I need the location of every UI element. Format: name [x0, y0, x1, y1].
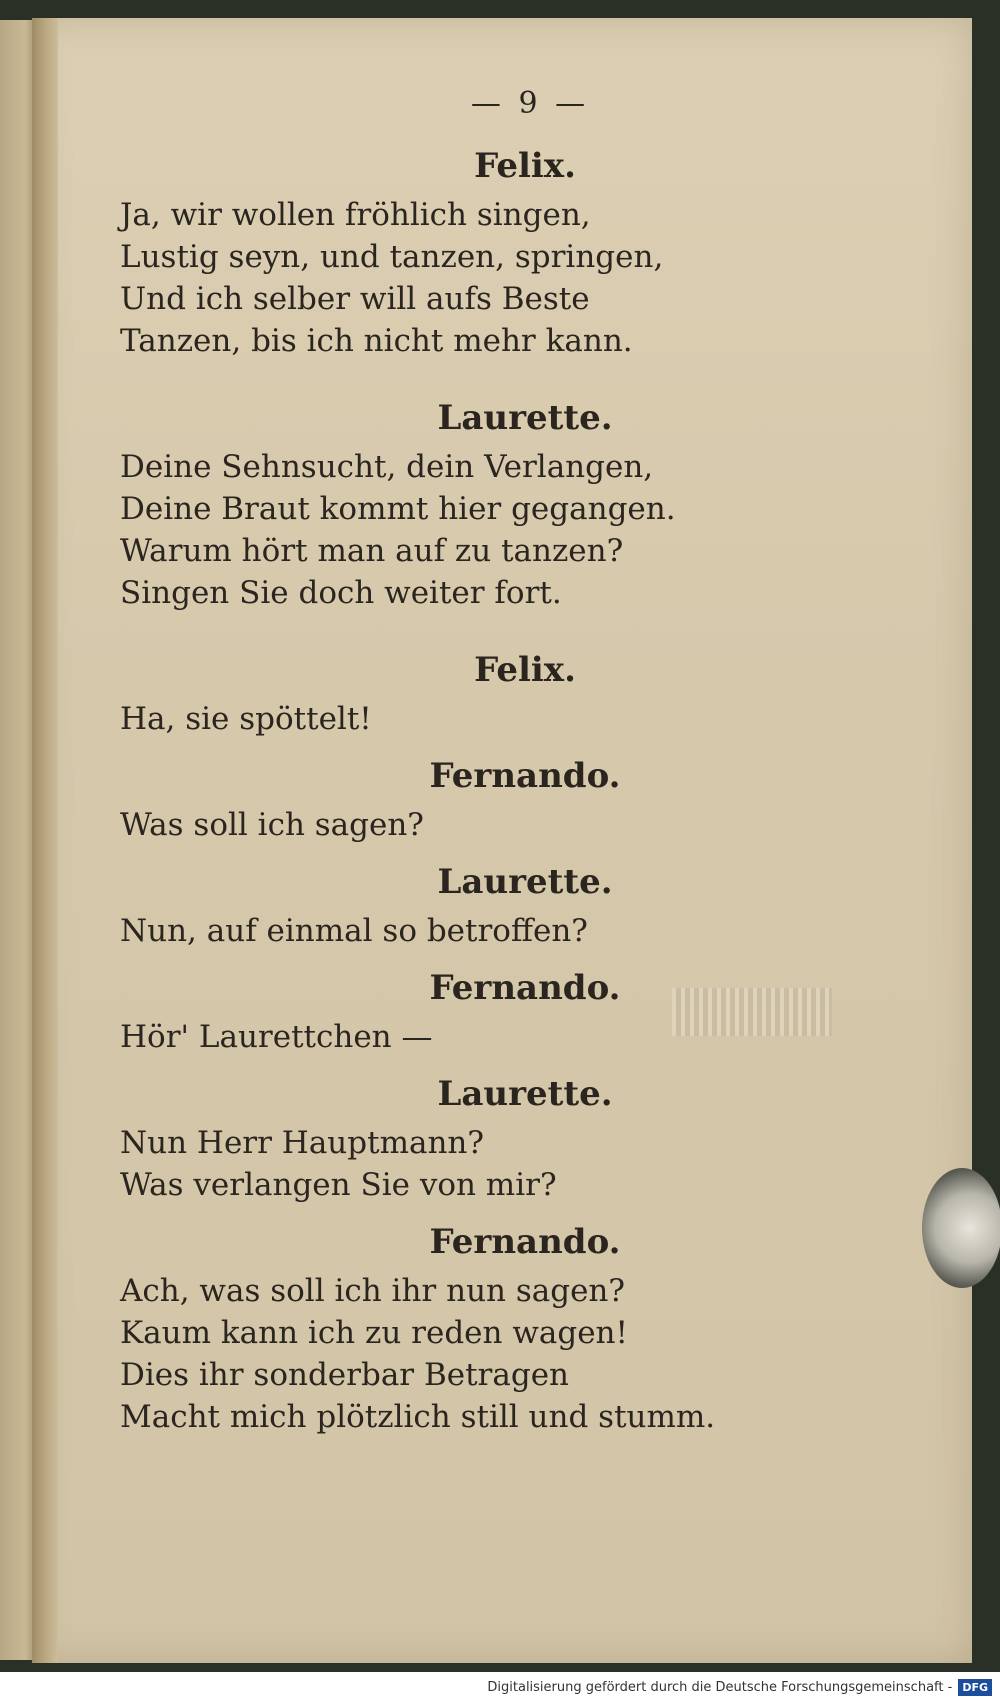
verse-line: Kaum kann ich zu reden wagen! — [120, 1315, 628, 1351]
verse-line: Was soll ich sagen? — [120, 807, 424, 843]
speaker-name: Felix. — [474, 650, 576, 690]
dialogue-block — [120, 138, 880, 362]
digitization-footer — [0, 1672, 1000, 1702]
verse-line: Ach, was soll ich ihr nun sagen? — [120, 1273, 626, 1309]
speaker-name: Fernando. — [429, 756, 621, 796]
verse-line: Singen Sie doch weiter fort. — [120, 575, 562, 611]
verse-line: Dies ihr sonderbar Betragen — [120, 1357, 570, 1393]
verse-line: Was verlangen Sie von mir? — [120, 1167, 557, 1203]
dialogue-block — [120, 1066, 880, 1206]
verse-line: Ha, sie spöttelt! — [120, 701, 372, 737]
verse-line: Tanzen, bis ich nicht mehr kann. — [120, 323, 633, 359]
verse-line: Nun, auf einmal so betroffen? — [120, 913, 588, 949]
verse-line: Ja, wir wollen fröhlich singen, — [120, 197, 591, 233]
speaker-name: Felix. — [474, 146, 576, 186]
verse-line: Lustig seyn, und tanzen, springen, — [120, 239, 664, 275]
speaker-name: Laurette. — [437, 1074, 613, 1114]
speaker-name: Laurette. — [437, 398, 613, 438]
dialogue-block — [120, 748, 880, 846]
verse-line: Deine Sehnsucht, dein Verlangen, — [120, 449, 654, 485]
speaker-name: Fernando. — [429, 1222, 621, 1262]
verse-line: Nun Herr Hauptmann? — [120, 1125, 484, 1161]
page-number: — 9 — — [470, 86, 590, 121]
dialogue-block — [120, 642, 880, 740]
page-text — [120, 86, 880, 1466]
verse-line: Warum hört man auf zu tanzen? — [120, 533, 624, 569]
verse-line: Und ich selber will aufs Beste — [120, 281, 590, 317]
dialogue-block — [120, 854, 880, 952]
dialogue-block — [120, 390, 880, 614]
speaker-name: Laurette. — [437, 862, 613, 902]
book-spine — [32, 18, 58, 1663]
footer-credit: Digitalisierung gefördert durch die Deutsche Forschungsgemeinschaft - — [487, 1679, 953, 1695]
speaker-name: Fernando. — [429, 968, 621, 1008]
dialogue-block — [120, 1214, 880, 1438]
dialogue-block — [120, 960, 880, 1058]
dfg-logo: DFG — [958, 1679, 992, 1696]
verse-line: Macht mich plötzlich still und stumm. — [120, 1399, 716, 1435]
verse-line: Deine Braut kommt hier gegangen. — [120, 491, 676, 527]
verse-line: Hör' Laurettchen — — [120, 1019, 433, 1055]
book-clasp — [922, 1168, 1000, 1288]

...

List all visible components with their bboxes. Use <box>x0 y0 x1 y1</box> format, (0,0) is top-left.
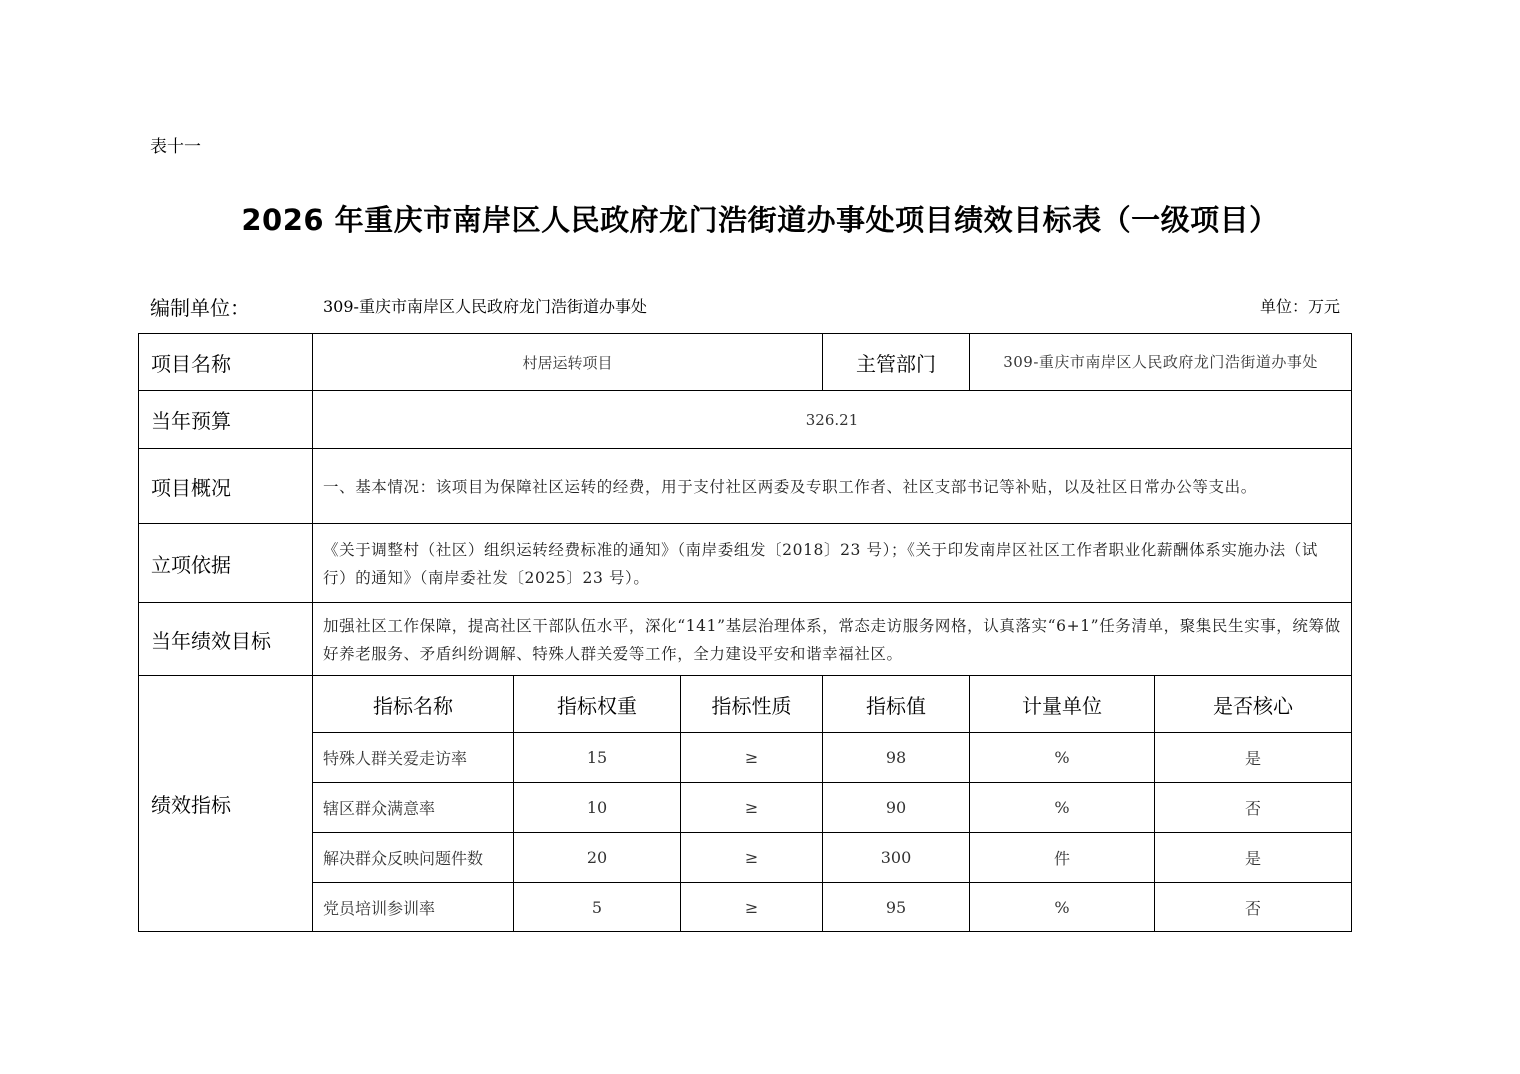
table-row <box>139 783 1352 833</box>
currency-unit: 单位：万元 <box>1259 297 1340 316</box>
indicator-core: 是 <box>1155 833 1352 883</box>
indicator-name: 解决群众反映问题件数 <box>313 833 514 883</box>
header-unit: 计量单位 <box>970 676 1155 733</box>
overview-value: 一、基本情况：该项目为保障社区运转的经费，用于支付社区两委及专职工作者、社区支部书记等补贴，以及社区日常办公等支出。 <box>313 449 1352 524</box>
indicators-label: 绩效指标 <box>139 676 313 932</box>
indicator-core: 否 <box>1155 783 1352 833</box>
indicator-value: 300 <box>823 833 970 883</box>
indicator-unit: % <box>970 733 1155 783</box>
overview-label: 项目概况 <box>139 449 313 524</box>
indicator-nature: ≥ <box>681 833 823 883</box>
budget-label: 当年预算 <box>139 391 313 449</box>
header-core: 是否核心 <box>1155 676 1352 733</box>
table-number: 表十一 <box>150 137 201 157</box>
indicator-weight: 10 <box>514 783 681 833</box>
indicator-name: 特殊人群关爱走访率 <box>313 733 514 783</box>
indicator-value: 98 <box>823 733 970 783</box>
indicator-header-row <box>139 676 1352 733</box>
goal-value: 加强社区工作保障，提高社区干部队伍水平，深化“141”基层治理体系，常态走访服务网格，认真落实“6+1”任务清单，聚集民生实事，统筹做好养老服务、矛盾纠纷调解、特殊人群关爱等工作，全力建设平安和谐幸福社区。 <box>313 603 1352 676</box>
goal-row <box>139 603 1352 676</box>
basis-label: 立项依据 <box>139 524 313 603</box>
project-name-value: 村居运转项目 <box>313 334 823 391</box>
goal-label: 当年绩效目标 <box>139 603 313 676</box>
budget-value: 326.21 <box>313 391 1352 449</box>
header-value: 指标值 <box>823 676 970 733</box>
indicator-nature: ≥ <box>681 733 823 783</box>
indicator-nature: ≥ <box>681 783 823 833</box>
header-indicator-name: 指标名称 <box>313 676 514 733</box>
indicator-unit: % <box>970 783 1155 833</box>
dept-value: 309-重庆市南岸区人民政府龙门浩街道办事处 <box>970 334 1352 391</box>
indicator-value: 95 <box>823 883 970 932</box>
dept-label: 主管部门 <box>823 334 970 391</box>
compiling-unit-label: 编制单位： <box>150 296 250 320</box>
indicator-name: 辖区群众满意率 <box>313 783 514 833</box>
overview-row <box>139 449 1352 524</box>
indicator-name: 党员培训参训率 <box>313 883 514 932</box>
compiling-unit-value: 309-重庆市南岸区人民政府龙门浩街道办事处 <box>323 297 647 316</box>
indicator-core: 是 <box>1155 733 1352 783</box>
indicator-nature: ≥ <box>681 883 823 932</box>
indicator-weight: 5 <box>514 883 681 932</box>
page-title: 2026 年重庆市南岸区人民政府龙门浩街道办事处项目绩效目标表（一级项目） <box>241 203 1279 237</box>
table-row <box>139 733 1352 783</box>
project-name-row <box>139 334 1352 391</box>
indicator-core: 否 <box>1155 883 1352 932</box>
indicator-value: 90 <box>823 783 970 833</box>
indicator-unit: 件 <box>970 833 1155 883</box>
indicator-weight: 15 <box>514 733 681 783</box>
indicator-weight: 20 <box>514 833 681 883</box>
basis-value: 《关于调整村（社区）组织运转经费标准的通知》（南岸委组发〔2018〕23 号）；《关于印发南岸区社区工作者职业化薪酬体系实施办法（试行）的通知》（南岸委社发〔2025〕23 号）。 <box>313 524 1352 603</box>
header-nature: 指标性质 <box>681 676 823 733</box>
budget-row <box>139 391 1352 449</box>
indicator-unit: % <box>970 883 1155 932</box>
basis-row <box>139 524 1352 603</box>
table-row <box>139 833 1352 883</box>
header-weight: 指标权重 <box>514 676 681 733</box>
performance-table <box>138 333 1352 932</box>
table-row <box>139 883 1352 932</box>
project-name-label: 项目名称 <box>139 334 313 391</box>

* * *

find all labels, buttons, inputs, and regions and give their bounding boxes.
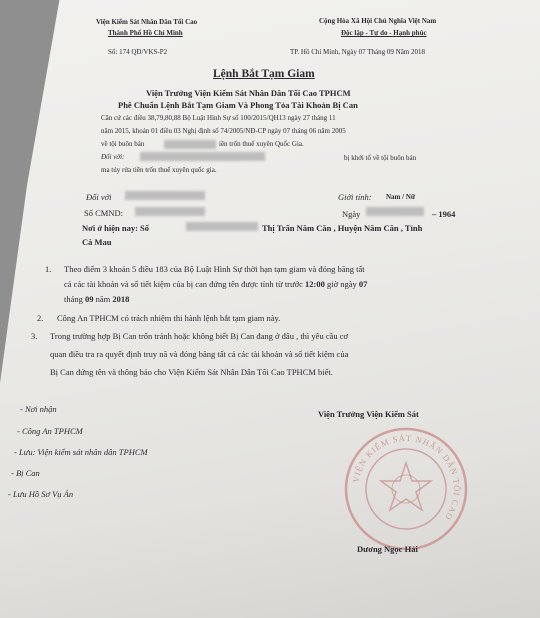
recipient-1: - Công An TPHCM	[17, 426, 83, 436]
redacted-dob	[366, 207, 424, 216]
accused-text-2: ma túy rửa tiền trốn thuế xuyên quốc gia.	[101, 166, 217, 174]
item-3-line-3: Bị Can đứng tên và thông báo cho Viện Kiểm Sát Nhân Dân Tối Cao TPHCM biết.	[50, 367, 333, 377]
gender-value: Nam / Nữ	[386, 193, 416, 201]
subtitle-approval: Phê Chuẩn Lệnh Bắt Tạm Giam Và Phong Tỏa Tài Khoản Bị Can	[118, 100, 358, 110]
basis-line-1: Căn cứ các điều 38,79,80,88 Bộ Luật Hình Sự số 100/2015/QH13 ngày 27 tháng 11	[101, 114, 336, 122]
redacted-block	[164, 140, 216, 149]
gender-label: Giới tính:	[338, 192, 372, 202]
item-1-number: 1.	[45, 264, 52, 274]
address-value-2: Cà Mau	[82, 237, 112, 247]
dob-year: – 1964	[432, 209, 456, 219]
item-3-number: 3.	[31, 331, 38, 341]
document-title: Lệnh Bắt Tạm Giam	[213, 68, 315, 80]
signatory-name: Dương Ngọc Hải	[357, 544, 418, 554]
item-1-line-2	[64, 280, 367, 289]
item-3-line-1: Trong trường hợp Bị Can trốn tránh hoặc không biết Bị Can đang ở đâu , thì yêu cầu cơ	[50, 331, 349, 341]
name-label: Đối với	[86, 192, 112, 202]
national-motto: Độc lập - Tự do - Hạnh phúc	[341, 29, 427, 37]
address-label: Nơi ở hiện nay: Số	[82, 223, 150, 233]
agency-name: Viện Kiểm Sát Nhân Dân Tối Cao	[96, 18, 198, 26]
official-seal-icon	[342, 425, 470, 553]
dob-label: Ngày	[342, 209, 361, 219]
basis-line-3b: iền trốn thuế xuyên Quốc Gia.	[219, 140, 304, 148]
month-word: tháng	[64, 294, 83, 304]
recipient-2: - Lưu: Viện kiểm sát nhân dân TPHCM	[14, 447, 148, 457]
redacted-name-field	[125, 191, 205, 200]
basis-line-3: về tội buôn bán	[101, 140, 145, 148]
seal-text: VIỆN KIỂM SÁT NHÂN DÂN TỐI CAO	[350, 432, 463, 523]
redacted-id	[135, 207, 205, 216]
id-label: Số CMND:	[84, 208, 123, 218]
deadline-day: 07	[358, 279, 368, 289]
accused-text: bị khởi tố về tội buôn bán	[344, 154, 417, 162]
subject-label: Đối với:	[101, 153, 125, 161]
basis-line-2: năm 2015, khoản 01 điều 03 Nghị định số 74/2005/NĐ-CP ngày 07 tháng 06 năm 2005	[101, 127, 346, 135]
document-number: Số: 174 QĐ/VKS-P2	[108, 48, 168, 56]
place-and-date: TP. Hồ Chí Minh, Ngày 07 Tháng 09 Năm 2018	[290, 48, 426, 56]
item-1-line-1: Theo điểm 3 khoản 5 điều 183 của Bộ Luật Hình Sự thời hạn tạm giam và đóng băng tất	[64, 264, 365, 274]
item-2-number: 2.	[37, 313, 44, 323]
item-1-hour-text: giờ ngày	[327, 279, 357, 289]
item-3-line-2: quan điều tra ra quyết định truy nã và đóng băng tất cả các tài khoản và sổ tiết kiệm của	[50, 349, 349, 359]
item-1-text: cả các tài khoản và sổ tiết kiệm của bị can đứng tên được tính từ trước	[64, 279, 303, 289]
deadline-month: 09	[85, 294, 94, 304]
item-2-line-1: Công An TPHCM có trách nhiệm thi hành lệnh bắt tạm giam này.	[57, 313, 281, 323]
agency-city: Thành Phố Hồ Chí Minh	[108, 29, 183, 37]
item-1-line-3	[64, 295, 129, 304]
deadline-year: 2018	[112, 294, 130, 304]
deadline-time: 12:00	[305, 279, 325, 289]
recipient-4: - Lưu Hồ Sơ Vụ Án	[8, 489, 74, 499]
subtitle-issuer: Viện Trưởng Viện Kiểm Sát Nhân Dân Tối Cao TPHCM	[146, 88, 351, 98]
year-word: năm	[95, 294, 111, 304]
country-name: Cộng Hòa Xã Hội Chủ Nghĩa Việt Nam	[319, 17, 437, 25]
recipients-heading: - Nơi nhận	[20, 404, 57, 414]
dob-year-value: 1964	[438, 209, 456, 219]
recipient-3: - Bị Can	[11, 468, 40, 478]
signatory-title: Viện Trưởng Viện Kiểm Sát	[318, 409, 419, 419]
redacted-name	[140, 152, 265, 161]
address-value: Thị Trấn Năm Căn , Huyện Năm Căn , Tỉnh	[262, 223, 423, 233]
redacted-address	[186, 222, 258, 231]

* EXERCISE INSTRUCTIONS
Print the part of the items that opens with the line containing "verse-line: Kaum kann" and closes with the line containing "page-number: — 9 — — [470, 86, 590, 121]", including both of those lines, without any changes.

* ANSWER TO THE TASK
verse-line: Kaum kann ich zu reden wagen! — [120, 1315, 628, 1351]
verse-line: Was soll ich sagen? — [120, 807, 424, 843]
speaker-name: Felix. — [474, 650, 576, 690]
dialogue-block — [120, 138, 880, 362]
digitization-footer — [0, 1672, 1000, 1702]
verse-line: Ach, was soll ich ihr nun sagen? — [120, 1273, 626, 1309]
speaker-name: Fernando. — [429, 756, 621, 796]
verse-line: Singen Sie doch weiter fort. — [120, 575, 562, 611]
verse-line: Dies ihr sonderbar Betragen — [120, 1357, 570, 1393]
verse-line: Was verlangen Sie von mir? — [120, 1167, 557, 1203]
dialogue-block — [120, 1066, 880, 1206]
verse-line: Ha, sie spöttelt! — [120, 701, 372, 737]
verse-line: Tanzen, bis ich nicht mehr kann. — [120, 323, 633, 359]
verse-line: Nun, auf einmal so betroffen? — [120, 913, 588, 949]
verse-line: Ja, wir wollen fröhlich singen, — [120, 197, 591, 233]
speaker-name: Felix. — [474, 146, 576, 186]
verse-line: Lustig seyn, und tanzen, springen, — [120, 239, 664, 275]
speaker-name: Laurette. — [437, 1074, 613, 1114]
speaker-name: Laurette. — [437, 398, 613, 438]
dialogue-block — [120, 748, 880, 846]
verse-line: Deine Sehnsucht, dein Verlangen, — [120, 449, 654, 485]
speaker-name: Fernando. — [429, 1222, 621, 1262]
verse-line: Nun Herr Hauptmann? — [120, 1125, 484, 1161]
page-number: — 9 — — [470, 86, 590, 121]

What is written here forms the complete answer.